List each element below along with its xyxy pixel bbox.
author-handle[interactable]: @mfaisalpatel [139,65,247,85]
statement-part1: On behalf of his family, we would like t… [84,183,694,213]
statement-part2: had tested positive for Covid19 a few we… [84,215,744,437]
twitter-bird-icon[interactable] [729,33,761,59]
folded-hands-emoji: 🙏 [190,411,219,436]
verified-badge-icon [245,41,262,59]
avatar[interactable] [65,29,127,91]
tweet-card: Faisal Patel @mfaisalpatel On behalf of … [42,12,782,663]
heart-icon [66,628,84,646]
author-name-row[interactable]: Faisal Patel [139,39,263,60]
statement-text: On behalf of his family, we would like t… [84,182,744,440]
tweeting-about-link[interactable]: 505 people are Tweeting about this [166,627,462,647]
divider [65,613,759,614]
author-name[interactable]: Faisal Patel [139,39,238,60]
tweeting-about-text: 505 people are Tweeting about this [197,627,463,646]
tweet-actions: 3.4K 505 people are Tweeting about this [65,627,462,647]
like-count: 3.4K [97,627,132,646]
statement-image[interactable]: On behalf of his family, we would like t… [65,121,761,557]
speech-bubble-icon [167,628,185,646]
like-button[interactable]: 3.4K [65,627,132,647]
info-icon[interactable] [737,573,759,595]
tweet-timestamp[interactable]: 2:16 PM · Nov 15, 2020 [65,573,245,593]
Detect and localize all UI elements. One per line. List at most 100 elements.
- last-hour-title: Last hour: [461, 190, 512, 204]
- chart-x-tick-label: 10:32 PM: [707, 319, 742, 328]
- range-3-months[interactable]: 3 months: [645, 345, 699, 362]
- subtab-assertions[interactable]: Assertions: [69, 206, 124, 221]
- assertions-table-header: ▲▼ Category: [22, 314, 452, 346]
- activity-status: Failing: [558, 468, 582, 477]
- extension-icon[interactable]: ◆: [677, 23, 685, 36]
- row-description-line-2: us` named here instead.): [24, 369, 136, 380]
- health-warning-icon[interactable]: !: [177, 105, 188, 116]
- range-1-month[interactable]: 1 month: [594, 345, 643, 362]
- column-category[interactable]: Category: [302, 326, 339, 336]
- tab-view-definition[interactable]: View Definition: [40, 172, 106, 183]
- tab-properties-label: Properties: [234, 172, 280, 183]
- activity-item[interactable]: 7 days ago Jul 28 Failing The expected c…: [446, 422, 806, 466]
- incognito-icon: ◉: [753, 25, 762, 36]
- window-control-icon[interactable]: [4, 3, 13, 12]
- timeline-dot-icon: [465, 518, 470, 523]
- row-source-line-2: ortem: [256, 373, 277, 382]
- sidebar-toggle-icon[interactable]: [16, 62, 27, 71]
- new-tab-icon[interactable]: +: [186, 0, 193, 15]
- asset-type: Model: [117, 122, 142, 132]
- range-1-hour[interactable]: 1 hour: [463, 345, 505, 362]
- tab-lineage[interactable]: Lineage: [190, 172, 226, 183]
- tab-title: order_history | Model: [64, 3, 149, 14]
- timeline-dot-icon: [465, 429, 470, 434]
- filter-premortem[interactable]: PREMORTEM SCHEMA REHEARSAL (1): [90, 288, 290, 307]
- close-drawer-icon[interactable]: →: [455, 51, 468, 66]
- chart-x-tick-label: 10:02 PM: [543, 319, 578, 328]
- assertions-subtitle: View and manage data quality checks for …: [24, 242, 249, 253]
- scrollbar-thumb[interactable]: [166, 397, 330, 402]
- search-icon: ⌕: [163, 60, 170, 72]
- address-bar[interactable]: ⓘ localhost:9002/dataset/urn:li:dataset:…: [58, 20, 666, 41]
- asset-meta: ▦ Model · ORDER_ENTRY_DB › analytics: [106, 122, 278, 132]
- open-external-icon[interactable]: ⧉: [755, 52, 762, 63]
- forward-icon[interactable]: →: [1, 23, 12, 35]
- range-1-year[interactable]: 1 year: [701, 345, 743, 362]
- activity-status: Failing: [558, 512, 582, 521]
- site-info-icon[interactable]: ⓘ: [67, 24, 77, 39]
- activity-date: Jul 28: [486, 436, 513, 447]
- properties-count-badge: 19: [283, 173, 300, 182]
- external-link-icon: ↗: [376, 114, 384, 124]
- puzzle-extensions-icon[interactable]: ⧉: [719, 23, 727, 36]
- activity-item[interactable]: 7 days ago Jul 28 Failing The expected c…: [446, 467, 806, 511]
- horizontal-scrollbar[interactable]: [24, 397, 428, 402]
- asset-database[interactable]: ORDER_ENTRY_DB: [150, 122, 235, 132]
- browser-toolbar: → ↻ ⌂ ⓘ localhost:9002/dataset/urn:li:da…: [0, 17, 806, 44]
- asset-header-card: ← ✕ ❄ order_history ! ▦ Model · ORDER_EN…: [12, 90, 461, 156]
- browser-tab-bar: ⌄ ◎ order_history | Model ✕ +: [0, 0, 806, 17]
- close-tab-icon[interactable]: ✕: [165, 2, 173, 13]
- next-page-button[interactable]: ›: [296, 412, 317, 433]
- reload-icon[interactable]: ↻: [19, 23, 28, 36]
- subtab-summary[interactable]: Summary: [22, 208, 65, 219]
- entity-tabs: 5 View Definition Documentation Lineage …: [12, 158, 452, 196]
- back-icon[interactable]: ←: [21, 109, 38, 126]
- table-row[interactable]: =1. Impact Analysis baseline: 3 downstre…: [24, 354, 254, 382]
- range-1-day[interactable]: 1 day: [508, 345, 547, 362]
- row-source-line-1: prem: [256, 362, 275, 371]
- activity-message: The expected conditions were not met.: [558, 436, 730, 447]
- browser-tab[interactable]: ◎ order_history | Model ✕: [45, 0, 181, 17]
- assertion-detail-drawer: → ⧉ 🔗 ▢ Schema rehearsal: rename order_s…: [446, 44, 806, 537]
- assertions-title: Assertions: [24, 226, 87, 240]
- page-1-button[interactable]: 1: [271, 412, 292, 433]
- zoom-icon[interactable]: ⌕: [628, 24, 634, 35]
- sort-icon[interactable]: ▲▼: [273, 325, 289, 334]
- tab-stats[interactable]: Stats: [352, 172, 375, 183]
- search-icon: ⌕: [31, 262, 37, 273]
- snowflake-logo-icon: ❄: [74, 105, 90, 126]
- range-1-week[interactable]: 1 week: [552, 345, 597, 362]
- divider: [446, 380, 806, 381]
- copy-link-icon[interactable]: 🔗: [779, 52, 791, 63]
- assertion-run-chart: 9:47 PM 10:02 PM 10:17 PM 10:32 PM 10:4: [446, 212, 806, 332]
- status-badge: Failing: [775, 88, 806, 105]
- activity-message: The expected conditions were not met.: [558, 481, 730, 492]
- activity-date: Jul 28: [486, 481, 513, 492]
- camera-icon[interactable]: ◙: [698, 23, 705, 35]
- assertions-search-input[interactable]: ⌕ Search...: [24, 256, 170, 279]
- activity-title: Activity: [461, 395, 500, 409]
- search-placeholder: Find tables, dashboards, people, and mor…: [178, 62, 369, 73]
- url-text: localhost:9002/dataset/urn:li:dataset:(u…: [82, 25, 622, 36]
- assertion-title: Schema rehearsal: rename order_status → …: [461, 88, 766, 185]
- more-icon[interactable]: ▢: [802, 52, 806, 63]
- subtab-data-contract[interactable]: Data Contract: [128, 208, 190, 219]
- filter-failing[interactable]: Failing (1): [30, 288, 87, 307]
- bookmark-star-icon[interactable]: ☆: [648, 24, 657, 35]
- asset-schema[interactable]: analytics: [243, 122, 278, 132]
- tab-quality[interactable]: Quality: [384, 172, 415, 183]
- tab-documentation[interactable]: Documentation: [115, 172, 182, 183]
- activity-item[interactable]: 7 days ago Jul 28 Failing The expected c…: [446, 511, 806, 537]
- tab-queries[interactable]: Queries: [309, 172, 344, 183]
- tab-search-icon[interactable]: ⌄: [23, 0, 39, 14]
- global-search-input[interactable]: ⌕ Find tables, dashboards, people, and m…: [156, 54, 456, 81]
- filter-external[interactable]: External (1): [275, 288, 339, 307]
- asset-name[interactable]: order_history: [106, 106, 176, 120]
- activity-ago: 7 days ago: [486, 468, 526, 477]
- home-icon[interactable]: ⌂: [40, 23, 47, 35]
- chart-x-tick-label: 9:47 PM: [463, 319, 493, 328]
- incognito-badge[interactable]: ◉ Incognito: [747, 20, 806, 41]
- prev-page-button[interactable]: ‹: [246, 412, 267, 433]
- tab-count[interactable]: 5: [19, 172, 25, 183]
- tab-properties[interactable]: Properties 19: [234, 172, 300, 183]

-------

- [Prompt]:
Copy the rows above word for word, from the first line through the line with "heart-icon [66,628,84,646]".

- [Complete output]:
List each element below along with its xyxy pixel bbox.
author-handle[interactable]: @mfaisalpatel [139,65,247,85]
statement-part1: On behalf of his family, we would like t… [84,183,694,213]
statement-part2: had tested positive for Covid19 a few we… [84,215,744,437]
twitter-bird-icon[interactable] [729,33,761,59]
folded-hands-emoji: 🙏 [190,411,219,436]
verified-badge-icon [245,41,262,59]
avatar[interactable] [65,29,127,91]
tweet-card: Faisal Patel @mfaisalpatel On behalf of … [42,12,782,663]
heart-icon [66,628,84,646]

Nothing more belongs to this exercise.